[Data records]
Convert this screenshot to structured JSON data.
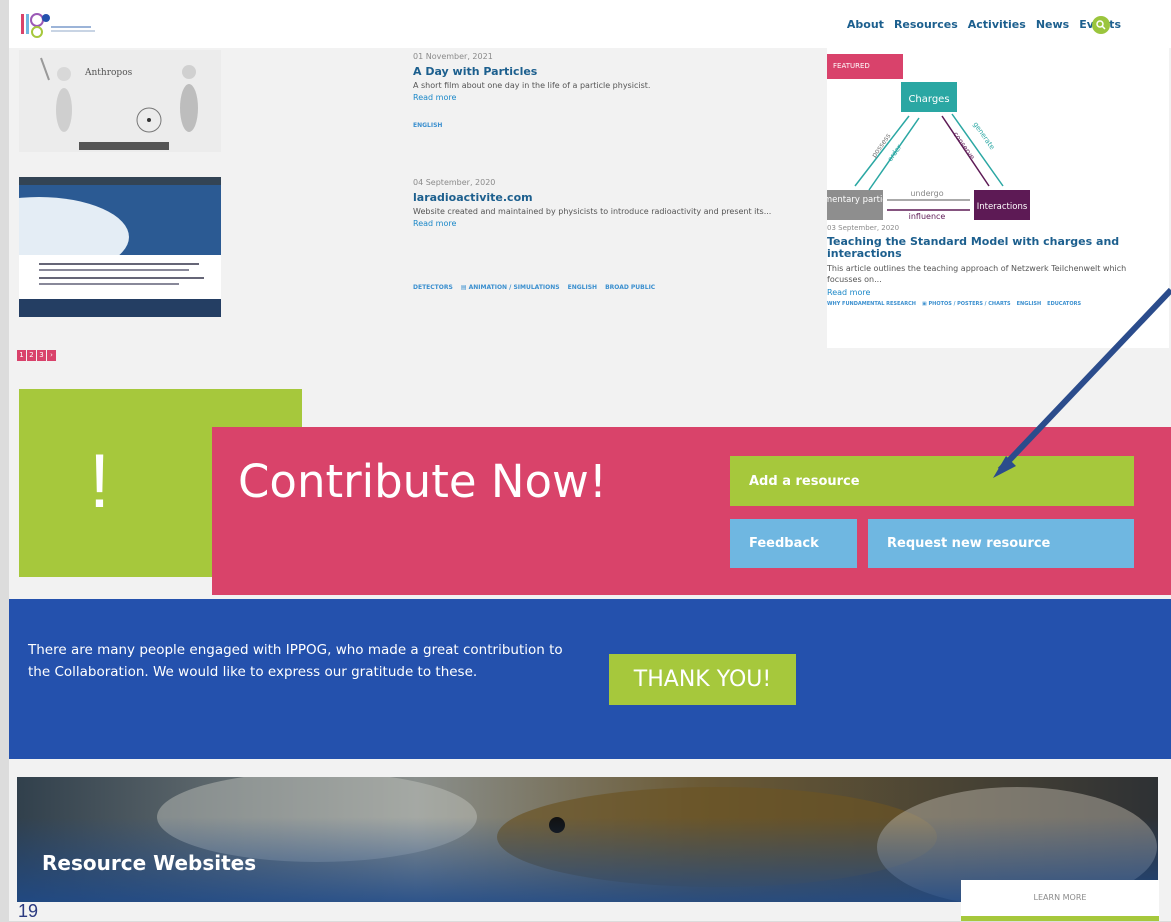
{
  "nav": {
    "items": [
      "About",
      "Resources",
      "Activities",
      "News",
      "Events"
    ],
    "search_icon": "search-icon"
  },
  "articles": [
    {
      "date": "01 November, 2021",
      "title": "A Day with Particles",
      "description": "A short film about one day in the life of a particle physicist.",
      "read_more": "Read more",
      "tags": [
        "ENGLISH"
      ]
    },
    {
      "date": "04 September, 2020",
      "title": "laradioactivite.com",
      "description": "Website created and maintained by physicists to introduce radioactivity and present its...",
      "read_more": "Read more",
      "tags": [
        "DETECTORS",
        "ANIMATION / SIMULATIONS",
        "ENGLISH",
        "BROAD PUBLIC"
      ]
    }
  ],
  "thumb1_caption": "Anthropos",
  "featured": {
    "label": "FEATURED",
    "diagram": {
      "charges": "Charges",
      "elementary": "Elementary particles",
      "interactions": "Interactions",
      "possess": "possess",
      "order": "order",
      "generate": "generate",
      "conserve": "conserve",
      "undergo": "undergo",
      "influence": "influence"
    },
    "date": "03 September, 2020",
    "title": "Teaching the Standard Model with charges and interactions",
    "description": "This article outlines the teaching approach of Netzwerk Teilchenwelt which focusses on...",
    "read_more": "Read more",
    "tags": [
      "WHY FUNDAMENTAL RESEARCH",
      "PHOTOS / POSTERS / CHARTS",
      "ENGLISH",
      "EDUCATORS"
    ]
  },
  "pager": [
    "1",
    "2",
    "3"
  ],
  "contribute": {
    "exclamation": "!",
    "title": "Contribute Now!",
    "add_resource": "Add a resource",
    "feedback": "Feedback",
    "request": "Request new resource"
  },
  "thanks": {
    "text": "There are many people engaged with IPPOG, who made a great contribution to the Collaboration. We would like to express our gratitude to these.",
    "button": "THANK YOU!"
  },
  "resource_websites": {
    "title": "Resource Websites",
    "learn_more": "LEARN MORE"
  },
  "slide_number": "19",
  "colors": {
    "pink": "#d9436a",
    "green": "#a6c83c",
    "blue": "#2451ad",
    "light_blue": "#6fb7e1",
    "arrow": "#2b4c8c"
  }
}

### Work required
Write out again every line above exactly as given; the pictures do not belong in the copy.

### Finished exercise
Convert this screenshot to structured JSON data.
{
  "nav": {
    "items": [
      "About",
      "Resources",
      "Activities",
      "News",
      "Events"
    ],
    "search_icon": "search-icon"
  },
  "articles": [
    {
      "date": "01 November, 2021",
      "title": "A Day with Particles",
      "description": "A short film about one day in the life of a particle physicist.",
      "read_more": "Read more",
      "tags": [
        "ENGLISH"
      ]
    },
    {
      "date": "04 September, 2020",
      "title": "laradioactivite.com",
      "description": "Website created and maintained by physicists to introduce radioactivity and present its...",
      "read_more": "Read more",
      "tags": [
        "DETECTORS",
        "ANIMATION / SIMULATIONS",
        "ENGLISH",
        "BROAD PUBLIC"
      ]
    }
  ],
  "thumb1_caption": "Anthropos",
  "featured": {
    "label": "FEATURED",
    "diagram": {
      "charges": "Charges",
      "elementary": "Elementary particles",
      "interactions": "Interactions",
      "possess": "possess",
      "order": "order",
      "generate": "generate",
      "conserve": "conserve",
      "undergo": "undergo",
      "influence": "influence"
    },
    "date": "03 September, 2020",
    "title": "Teaching the Standard Model with charges and interactions",
    "description": "This article outlines the teaching approach of Netzwerk Teilchenwelt which focusses on...",
    "read_more": "Read more",
    "tags": [
      "WHY FUNDAMENTAL RESEARCH",
      "PHOTOS / POSTERS / CHARTS",
      "ENGLISH",
      "EDUCATORS"
    ]
  },
  "pager": [
    "1",
    "2",
    "3"
  ],
  "contribute": {
    "exclamation": "!",
    "title": "Contribute Now!",
    "add_resource": "Add a resource",
    "feedback": "Feedback",
    "request": "Request new resource"
  },
  "thanks": {
    "text": "There are many people engaged with IPPOG, who made a great contribution to the Collaboration. We would like to express our gratitude to these.",
    "button": "THANK YOU!"
  },
  "resource_websites": {
    "title": "Resource Websites",
    "learn_more": "LEARN MORE"
  },
  "slide_number": "19",
  "colors": {
    "pink": "#d9436a",
    "green": "#a6c83c",
    "blue": "#2451ad",
    "light_blue": "#6fb7e1",
    "arrow": "#2b4c8c"
  }
}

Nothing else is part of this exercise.